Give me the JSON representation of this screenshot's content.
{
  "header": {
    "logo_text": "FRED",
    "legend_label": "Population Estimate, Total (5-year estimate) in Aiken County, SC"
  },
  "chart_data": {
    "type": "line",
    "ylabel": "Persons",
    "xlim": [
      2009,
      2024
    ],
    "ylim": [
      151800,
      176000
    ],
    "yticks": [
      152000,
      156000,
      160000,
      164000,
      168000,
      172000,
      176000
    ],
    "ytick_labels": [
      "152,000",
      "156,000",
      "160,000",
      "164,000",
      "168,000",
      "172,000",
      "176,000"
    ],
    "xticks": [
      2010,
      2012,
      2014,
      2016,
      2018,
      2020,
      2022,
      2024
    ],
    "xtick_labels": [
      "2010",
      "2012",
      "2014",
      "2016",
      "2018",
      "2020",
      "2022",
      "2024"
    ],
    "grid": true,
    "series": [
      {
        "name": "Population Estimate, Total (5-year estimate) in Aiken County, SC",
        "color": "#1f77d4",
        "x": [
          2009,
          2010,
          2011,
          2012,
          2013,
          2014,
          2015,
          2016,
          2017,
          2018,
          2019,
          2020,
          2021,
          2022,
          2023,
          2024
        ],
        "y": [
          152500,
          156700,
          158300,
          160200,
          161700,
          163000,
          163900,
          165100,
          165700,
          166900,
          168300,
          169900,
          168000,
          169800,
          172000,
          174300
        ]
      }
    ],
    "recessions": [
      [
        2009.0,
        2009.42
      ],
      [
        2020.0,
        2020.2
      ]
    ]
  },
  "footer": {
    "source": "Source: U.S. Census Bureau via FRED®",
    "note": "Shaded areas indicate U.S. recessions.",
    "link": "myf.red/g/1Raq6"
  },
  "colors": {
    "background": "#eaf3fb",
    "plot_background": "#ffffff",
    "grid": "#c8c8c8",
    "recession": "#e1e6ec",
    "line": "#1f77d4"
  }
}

REQUIREMENT. In the records above, locate every line with the string "year" and copy it.

OUTPUT OF THE TASK.
    "legend_label": "Population Estimate, Total (5-year estimate) in Aiken County, SC"
        "name": "Population Estimate, Total (5-year estimate) in Aiken County, SC",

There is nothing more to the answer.